### Direction
Answer with a single number: the count of lines that include the string "user".

═════ Supplied records ═════

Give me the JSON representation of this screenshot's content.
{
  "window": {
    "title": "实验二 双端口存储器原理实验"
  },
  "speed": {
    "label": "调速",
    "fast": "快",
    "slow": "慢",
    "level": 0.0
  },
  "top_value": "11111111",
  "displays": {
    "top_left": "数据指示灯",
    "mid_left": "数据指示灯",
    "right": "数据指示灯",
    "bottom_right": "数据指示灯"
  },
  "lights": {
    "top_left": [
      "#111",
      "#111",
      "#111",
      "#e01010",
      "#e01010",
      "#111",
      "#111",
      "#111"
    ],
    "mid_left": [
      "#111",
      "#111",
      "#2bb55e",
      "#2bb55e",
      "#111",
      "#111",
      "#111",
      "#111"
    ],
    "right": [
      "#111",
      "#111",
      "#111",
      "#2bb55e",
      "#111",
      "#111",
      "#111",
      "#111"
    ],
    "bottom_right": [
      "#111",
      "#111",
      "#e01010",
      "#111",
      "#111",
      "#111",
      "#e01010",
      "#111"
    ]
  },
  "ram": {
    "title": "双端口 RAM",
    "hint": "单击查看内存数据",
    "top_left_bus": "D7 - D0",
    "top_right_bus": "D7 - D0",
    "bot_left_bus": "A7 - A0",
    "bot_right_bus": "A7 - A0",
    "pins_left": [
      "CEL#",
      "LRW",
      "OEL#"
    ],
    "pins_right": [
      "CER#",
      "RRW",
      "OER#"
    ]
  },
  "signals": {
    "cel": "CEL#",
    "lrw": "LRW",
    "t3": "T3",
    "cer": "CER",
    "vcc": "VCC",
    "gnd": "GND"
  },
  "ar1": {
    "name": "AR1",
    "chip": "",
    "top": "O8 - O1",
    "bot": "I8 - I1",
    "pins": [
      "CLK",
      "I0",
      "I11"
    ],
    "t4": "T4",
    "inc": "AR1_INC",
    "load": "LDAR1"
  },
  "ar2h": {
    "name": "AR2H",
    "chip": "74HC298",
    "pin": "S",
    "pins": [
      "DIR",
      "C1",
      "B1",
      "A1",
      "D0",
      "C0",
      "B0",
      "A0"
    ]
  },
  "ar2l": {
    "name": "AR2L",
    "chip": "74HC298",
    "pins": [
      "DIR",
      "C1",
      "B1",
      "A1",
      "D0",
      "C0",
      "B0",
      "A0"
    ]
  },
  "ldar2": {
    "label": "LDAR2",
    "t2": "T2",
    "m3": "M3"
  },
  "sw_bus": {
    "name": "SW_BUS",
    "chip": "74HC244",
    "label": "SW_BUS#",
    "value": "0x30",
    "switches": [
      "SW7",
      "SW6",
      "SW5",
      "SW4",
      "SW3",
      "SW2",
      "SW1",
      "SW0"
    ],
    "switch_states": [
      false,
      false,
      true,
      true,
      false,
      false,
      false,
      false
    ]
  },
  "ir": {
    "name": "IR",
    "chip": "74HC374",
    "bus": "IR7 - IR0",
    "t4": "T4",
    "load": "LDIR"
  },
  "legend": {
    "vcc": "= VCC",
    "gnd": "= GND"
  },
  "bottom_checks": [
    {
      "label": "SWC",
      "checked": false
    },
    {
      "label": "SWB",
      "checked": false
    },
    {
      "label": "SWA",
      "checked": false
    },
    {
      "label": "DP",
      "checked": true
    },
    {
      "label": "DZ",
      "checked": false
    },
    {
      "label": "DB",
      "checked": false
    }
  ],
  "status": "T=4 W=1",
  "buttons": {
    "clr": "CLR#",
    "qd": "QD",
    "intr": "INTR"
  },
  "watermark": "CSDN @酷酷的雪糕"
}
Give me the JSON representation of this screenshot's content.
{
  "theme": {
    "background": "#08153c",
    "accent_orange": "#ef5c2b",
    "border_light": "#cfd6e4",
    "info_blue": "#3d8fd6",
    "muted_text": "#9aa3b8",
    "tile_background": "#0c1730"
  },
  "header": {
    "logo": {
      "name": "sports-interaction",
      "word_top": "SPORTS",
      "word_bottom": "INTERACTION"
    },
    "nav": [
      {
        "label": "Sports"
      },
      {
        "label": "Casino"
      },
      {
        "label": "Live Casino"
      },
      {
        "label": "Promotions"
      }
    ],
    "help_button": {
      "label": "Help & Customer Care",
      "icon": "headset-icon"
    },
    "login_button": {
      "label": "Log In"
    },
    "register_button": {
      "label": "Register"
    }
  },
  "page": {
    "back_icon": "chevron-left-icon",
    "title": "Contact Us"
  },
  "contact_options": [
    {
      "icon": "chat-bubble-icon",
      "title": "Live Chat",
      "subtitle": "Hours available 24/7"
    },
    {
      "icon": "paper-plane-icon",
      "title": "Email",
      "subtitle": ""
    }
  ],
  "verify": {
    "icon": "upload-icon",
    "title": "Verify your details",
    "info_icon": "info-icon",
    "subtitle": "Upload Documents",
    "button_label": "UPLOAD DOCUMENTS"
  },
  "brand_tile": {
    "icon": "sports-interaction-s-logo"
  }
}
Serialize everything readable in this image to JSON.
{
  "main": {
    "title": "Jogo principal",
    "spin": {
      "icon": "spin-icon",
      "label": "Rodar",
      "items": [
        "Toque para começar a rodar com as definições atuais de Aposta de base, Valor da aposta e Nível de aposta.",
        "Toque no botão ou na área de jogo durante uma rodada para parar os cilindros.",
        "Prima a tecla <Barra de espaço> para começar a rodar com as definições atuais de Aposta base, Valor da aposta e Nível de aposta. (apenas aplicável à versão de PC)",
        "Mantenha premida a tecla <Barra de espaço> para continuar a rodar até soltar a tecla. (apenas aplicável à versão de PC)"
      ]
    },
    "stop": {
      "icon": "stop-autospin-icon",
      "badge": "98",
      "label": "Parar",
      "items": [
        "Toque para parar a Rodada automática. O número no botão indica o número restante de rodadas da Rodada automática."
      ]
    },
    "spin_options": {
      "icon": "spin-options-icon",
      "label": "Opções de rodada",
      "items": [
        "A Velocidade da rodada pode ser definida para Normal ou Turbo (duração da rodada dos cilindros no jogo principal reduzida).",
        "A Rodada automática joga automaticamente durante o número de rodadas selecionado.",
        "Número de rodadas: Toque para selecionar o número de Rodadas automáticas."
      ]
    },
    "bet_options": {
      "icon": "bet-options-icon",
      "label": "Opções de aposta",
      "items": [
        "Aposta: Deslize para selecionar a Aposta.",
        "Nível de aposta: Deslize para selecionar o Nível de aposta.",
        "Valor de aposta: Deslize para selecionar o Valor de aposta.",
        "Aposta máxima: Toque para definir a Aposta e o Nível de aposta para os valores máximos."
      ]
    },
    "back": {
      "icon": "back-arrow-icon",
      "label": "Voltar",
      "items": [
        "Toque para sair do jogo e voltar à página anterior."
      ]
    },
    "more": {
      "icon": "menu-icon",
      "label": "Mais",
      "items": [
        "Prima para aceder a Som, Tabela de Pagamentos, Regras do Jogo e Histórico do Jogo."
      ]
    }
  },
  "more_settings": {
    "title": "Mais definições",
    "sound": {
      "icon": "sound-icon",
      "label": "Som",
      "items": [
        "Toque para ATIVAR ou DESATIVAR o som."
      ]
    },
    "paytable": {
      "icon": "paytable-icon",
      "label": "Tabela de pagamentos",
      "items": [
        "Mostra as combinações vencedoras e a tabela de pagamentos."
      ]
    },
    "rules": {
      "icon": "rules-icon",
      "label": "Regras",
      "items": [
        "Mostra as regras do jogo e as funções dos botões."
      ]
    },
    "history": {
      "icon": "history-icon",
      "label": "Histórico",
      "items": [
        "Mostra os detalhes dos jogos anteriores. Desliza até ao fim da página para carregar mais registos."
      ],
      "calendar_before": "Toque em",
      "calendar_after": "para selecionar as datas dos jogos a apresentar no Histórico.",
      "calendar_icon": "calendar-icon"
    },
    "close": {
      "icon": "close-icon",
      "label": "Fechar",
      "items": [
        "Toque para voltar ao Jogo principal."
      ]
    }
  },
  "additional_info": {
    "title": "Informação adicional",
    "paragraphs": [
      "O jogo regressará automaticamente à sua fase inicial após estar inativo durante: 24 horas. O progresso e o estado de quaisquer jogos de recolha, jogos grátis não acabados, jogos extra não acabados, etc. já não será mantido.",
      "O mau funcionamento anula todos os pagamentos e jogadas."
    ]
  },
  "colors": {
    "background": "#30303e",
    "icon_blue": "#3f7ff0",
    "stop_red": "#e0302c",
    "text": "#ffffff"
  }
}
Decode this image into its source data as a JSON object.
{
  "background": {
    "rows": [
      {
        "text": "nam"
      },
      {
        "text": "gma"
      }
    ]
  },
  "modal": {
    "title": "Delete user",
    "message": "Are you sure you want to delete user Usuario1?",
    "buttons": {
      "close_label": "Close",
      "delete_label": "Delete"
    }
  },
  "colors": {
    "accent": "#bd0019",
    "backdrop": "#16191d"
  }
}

═════

### Task solution
2